Omit every image, and transcribe the remaining entries exactly as given.

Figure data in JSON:
-.-.-
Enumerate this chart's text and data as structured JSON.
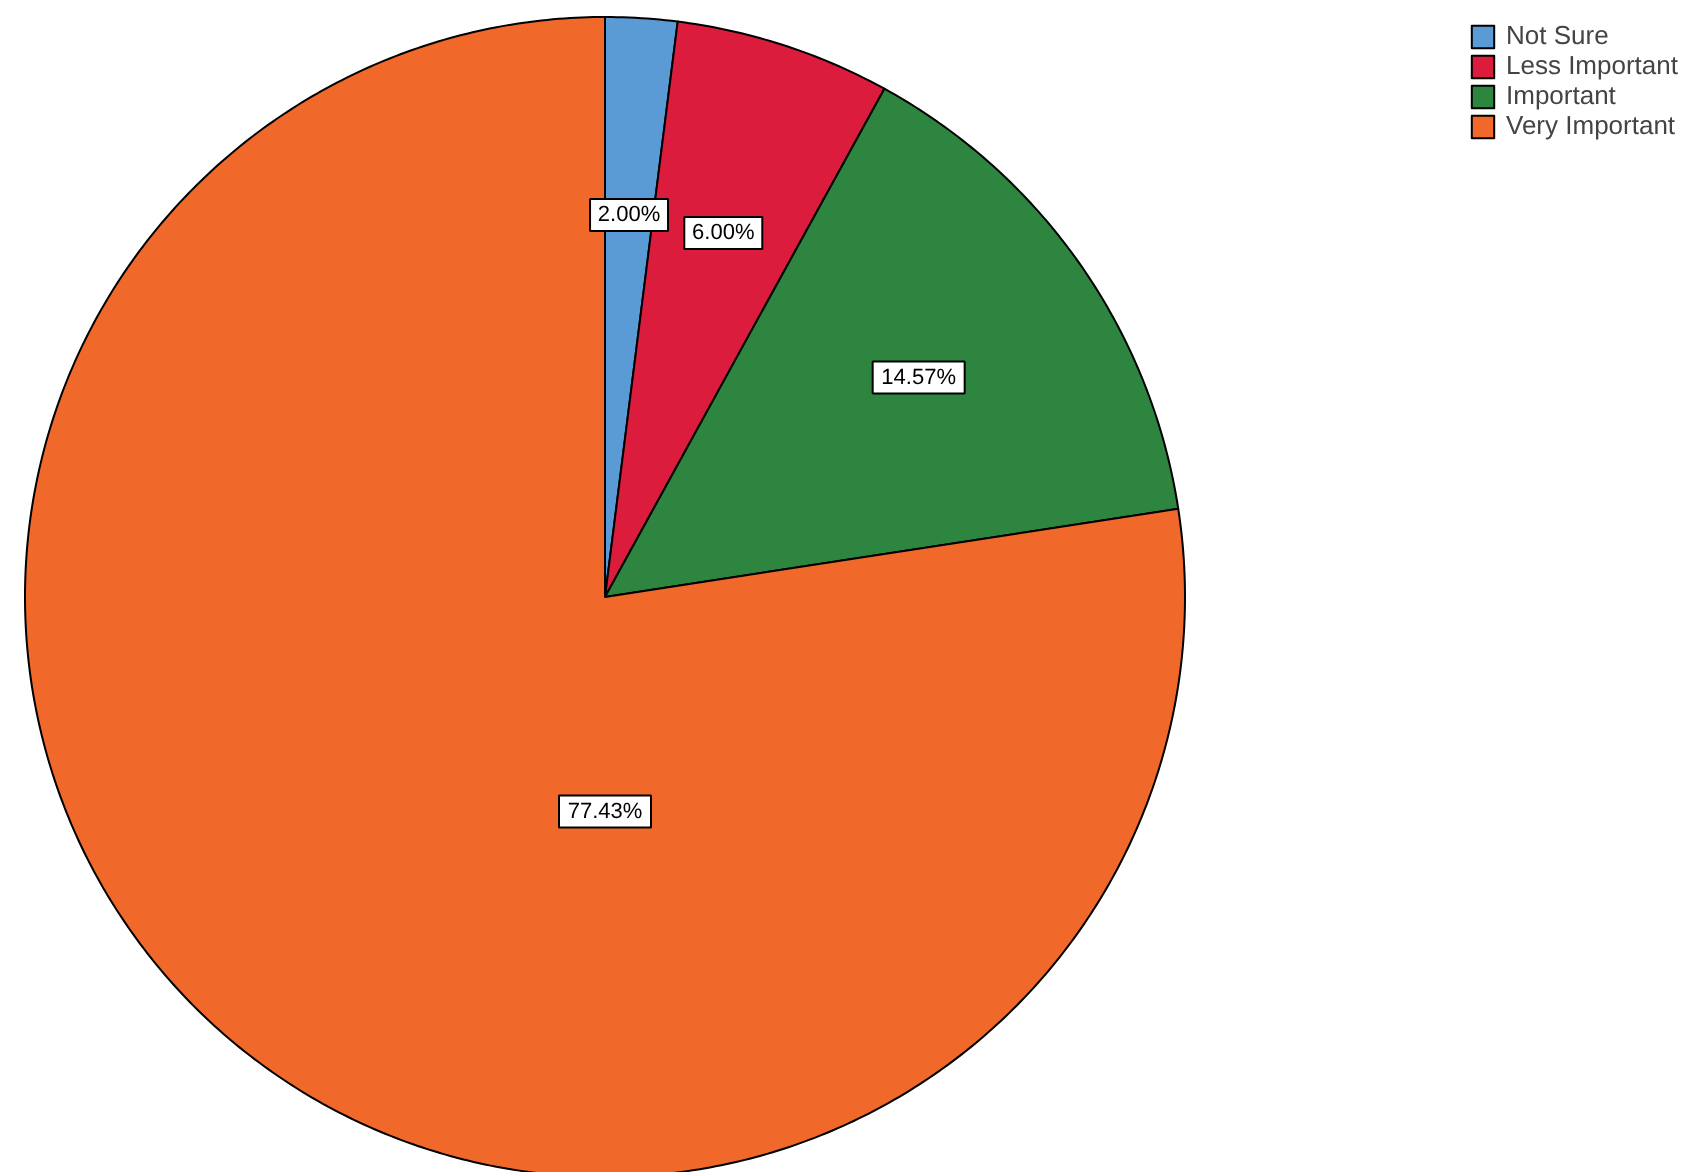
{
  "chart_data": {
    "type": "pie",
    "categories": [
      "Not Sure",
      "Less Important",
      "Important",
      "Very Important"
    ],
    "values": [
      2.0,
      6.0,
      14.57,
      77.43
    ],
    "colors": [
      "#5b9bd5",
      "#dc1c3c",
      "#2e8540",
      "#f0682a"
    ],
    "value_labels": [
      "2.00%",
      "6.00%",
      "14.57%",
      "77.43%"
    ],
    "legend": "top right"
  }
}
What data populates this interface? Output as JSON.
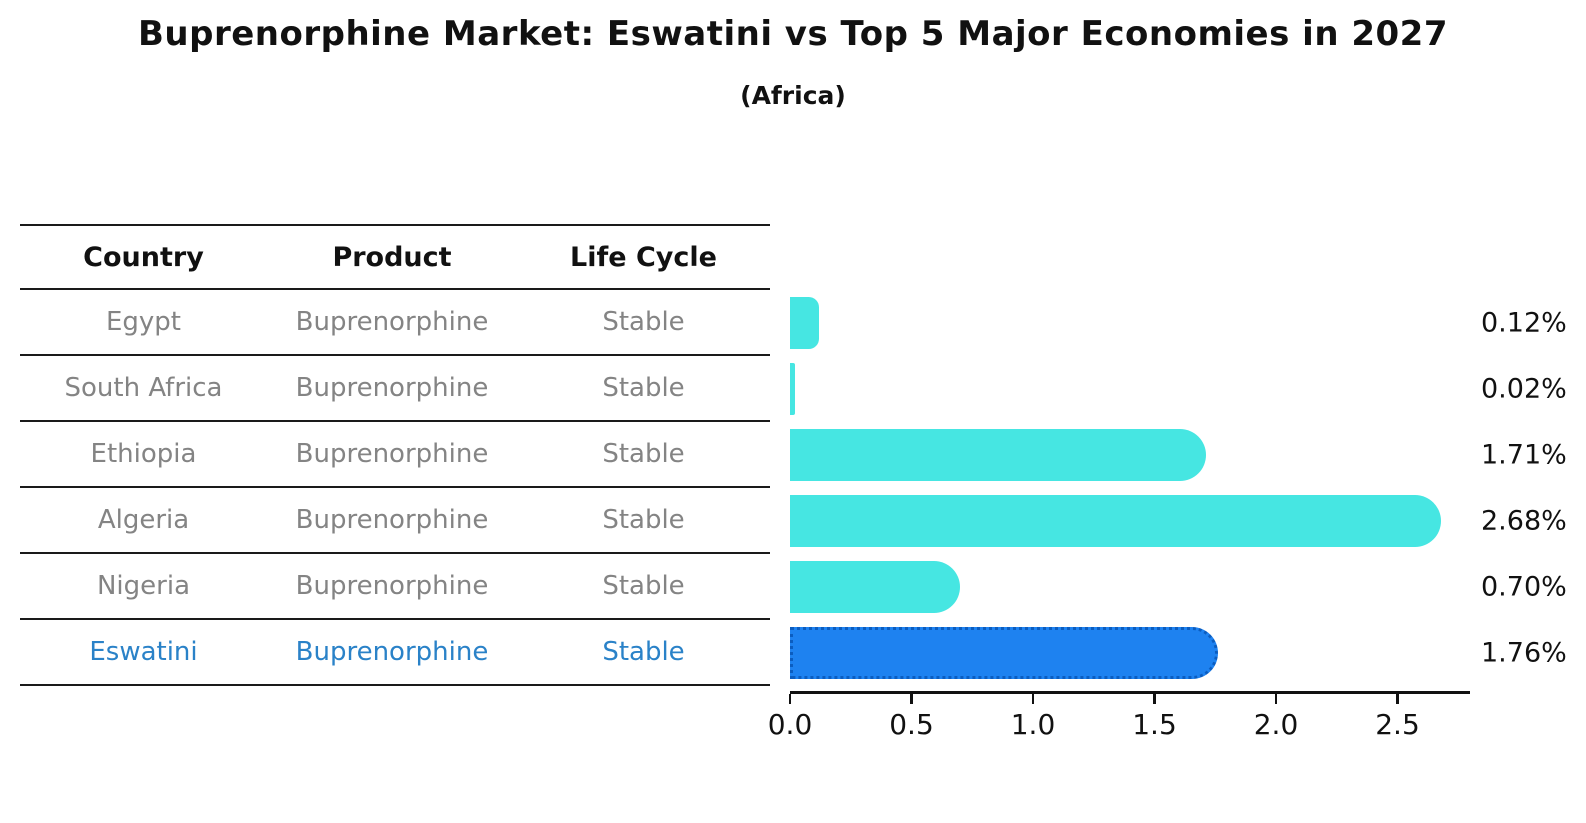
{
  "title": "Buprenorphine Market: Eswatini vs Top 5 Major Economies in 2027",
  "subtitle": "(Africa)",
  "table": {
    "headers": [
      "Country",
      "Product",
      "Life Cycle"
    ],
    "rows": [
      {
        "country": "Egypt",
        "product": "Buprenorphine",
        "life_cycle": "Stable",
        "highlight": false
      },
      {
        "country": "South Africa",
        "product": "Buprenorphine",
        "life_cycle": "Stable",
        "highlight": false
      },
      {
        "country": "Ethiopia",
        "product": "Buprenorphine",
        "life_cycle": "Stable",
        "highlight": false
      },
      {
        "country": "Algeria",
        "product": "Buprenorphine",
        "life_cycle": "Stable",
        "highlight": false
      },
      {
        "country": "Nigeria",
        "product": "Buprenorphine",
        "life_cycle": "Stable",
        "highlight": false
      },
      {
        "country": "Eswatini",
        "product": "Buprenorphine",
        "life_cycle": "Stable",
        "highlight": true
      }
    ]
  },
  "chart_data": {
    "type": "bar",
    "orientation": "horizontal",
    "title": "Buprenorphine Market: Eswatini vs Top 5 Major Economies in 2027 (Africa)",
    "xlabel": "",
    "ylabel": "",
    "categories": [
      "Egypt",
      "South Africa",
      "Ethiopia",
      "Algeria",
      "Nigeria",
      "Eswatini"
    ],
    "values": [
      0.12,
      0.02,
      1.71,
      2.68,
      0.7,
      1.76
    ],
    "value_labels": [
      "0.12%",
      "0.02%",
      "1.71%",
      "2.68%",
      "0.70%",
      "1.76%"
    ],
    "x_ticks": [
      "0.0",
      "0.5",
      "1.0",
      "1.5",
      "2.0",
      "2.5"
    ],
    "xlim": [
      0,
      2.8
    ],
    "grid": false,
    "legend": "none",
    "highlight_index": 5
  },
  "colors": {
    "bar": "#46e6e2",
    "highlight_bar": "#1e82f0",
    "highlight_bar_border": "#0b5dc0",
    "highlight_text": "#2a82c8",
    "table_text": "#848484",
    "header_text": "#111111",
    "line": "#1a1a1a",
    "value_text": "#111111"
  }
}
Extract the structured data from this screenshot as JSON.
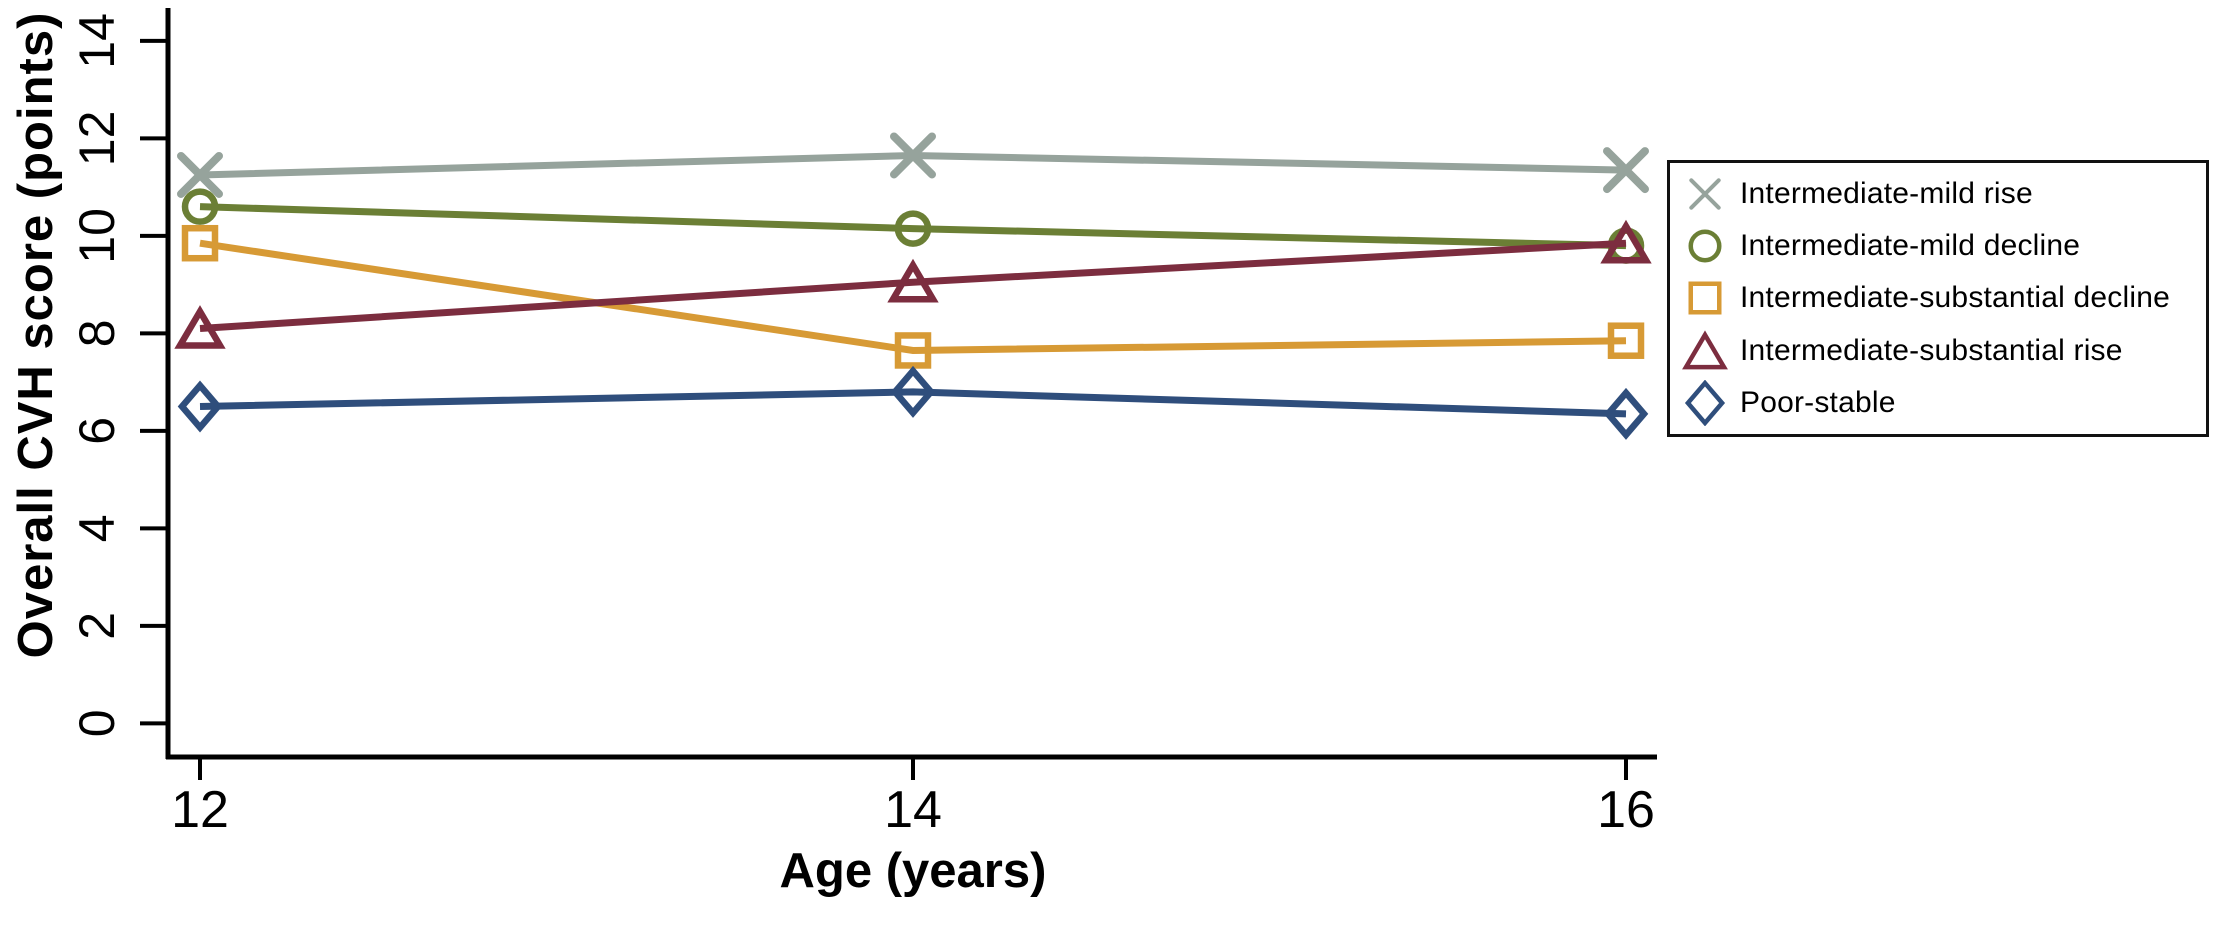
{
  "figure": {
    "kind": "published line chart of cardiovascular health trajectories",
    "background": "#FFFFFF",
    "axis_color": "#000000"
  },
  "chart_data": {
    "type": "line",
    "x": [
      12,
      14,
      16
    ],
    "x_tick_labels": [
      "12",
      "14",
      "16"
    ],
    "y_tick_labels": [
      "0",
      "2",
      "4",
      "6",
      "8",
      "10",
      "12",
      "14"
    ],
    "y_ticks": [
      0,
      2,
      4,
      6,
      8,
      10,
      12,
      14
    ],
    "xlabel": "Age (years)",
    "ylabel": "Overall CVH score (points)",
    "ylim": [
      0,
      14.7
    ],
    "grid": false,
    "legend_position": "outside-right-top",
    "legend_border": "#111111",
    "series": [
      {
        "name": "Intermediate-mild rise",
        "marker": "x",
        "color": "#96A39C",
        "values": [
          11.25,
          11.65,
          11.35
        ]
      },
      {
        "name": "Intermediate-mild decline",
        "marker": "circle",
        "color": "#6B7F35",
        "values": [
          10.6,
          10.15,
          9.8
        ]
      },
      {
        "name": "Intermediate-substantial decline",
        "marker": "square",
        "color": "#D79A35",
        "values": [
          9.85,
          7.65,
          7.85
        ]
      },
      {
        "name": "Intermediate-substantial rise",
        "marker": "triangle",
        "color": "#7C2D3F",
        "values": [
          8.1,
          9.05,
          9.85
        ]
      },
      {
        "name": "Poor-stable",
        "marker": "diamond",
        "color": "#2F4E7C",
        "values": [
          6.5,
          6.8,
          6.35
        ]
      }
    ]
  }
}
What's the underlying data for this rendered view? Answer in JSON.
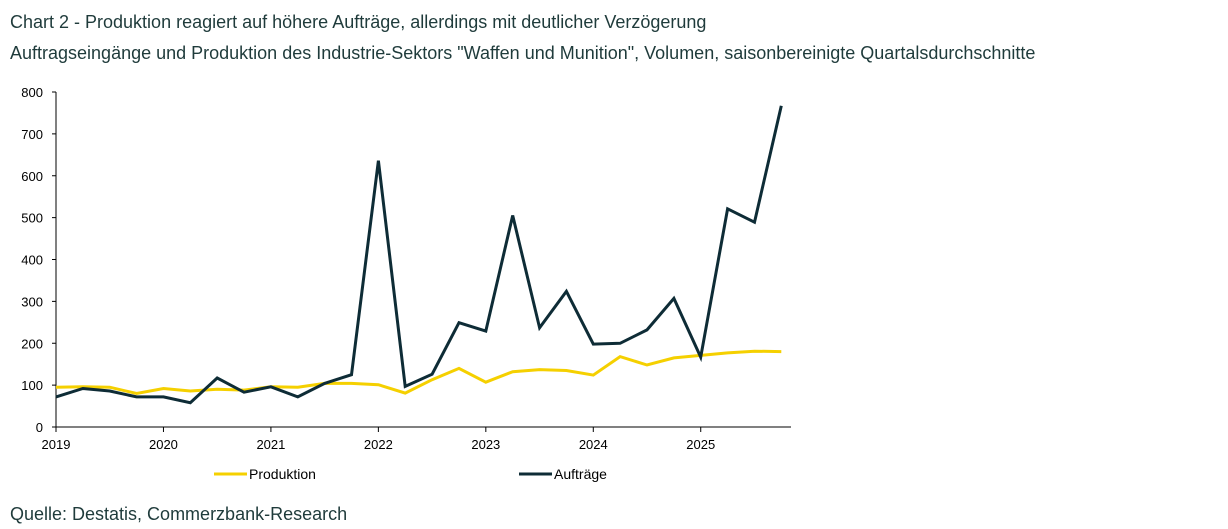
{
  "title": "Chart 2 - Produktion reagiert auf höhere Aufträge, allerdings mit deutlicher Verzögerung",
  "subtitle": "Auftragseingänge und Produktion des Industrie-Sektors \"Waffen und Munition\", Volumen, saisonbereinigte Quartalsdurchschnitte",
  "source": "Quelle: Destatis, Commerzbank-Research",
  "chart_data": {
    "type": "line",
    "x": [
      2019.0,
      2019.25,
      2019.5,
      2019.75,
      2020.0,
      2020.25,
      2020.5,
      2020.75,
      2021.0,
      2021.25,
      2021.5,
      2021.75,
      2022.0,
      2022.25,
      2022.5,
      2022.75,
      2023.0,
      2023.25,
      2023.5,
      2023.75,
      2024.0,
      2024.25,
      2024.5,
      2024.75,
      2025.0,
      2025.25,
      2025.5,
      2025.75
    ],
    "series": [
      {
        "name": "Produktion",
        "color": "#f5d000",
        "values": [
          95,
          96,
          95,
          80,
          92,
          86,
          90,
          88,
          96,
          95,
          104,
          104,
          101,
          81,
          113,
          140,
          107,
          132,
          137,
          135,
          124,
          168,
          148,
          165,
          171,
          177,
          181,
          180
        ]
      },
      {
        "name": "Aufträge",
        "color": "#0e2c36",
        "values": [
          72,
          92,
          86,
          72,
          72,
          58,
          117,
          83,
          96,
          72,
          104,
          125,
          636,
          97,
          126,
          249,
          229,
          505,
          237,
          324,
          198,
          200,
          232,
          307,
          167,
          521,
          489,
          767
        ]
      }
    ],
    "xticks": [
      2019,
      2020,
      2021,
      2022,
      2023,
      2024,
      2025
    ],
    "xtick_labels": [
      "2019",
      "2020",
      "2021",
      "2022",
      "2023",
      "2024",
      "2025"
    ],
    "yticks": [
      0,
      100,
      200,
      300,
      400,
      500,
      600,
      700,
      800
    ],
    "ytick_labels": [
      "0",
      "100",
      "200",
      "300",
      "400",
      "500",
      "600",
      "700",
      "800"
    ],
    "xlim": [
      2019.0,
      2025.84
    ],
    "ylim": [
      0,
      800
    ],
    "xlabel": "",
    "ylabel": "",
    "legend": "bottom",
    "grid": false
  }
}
-.-.-
• _Completed task_:
Enumerate this chart's text and data as structured JSON.
{
  "chart_data": {
    "type": "pie",
    "categories": [
      "Not Sure",
      "Less Important",
      "Important",
      "Very Important"
    ],
    "values": [
      2.0,
      6.0,
      14.57,
      77.43
    ],
    "colors": [
      "#5b9bd5",
      "#dc1c3c",
      "#2e8540",
      "#f0682a"
    ],
    "value_labels": [
      "2.00%",
      "6.00%",
      "14.57%",
      "77.43%"
    ],
    "legend": "top right"
  }
}
What data populates this interface? Output as JSON.
{
  "title": "Buprenorphine Market: Eswatini vs Top 5 Major Economies in 2027",
  "subtitle": "(Africa)",
  "table": {
    "headers": [
      "Country",
      "Product",
      "Life Cycle"
    ],
    "rows": [
      {
        "country": "Egypt",
        "product": "Buprenorphine",
        "life_cycle": "Stable",
        "highlight": false
      },
      {
        "country": "South Africa",
        "product": "Buprenorphine",
        "life_cycle": "Stable",
        "highlight": false
      },
      {
        "country": "Ethiopia",
        "product": "Buprenorphine",
        "life_cycle": "Stable",
        "highlight": false
      },
      {
        "country": "Algeria",
        "product": "Buprenorphine",
        "life_cycle": "Stable",
        "highlight": false
      },
      {
        "country": "Nigeria",
        "product": "Buprenorphine",
        "life_cycle": "Stable",
        "highlight": false
      },
      {
        "country": "Eswatini",
        "product": "Buprenorphine",
        "life_cycle": "Stable",
        "highlight": true
      }
    ]
  },
  "chart_data": {
    "type": "bar",
    "orientation": "horizontal",
    "title": "Buprenorphine Market: Eswatini vs Top 5 Major Economies in 2027 (Africa)",
    "xlabel": "",
    "ylabel": "",
    "categories": [
      "Egypt",
      "South Africa",
      "Ethiopia",
      "Algeria",
      "Nigeria",
      "Eswatini"
    ],
    "values": [
      0.12,
      0.02,
      1.71,
      2.68,
      0.7,
      1.76
    ],
    "value_labels": [
      "0.12%",
      "0.02%",
      "1.71%",
      "2.68%",
      "0.70%",
      "1.76%"
    ],
    "x_ticks": [
      "0.0",
      "0.5",
      "1.0",
      "1.5",
      "2.0",
      "2.5"
    ],
    "xlim": [
      0,
      2.8
    ],
    "grid": false,
    "legend": "none",
    "highlight_index": 5
  },
  "colors": {
    "bar": "#46e6e2",
    "highlight_bar": "#1e82f0",
    "highlight_bar_border": "#0b5dc0",
    "highlight_text": "#2a82c8",
    "table_text": "#848484",
    "header_text": "#111111",
    "line": "#1a1a1a",
    "value_text": "#111111"
  }
}
Extract the structured data from this screenshot as JSON.
{
  "figure": {
    "kind": "published line chart of cardiovascular health trajectories",
    "background": "#FFFFFF",
    "axis_color": "#000000"
  },
  "chart_data": {
    "type": "line",
    "x": [
      12,
      14,
      16
    ],
    "x_tick_labels": [
      "12",
      "14",
      "16"
    ],
    "y_tick_labels": [
      "0",
      "2",
      "4",
      "6",
      "8",
      "10",
      "12",
      "14"
    ],
    "y_ticks": [
      0,
      2,
      4,
      6,
      8,
      10,
      12,
      14
    ],
    "xlabel": "Age (years)",
    "ylabel": "Overall CVH score (points)",
    "ylim": [
      0,
      14.7
    ],
    "grid": false,
    "legend_position": "outside-right-top",
    "legend_border": "#111111",
    "series": [
      {
        "name": "Intermediate-mild rise",
        "marker": "x",
        "color": "#96A39C",
        "values": [
          11.25,
          11.65,
          11.35
        ]
      },
      {
        "name": "Intermediate-mild decline",
        "marker": "circle",
        "color": "#6B7F35",
        "values": [
          10.6,
          10.15,
          9.8
        ]
      },
      {
        "name": "Intermediate-substantial decline",
        "marker": "square",
        "color": "#D79A35",
        "values": [
          9.85,
          7.65,
          7.85
        ]
      },
      {
        "name": "Intermediate-substantial rise",
        "marker": "triangle",
        "color": "#7C2D3F",
        "values": [
          8.1,
          9.05,
          9.85
        ]
      },
      {
        "name": "Poor-stable",
        "marker": "diamond",
        "color": "#2F4E7C",
        "values": [
          6.5,
          6.8,
          6.35
        ]
      }
    ]
  }
}
What's the underlying data for this rendered view? Answer in JSON.
{
  "title": "Chart 2 - Produktion reagiert auf höhere Aufträge, allerdings mit deutlicher Verzögerung",
  "subtitle": "Auftragseingänge und Produktion des Industrie-Sektors \"Waffen und Munition\", Volumen, saisonbereinigte Quartalsdurchschnitte",
  "source": "Quelle: Destatis, Commerzbank-Research",
  "chart_data": {
    "type": "line",
    "x": [
      2019.0,
      2019.25,
      2019.5,
      2019.75,
      2020.0,
      2020.25,
      2020.5,
      2020.75,
      2021.0,
      2021.25,
      2021.5,
      2021.75,
      2022.0,
      2022.25,
      2022.5,
      2022.75,
      2023.0,
      2023.25,
      2023.5,
      2023.75,
      2024.0,
      2024.25,
      2024.5,
      2024.75,
      2025.0,
      2025.25,
      2025.5,
      2025.75
    ],
    "series": [
      {
        "name": "Produktion",
        "color": "#f5d000",
        "values": [
          95,
          96,
          95,
          80,
          92,
          86,
          90,
          88,
          96,
          95,
          104,
          104,
          101,
          81,
          113,
          140,
          107,
          132,
          137,
          135,
          124,
          168,
          148,
          165,
          171,
          177,
          181,
          180
        ]
      },
      {
        "name": "Aufträge",
        "color": "#0e2c36",
        "values": [
          72,
          92,
          86,
          72,
          72,
          58,
          117,
          83,
          96,
          72,
          104,
          125,
          636,
          97,
          126,
          249,
          229,
          505,
          237,
          324,
          198,
          200,
          232,
          307,
          167,
          521,
          489,
          767
        ]
      }
    ],
    "xticks": [
      2019,
      2020,
      2021,
      2022,
      2023,
      2024,
      2025
    ],
    "xtick_labels": [
      "2019",
      "2020",
      "2021",
      "2022",
      "2023",
      "2024",
      "2025"
    ],
    "yticks": [
      0,
      100,
      200,
      300,
      400,
      500,
      600,
      700,
      800
    ],
    "ytick_labels": [
      "0",
      "100",
      "200",
      "300",
      "400",
      "500",
      "600",
      "700",
      "800"
    ],
    "xlim": [
      2019.0,
      2025.84
    ],
    "ylim": [
      0,
      800
    ],
    "xlabel": "",
    "ylabel": "",
    "legend": "bottom",
    "grid": false
  }
}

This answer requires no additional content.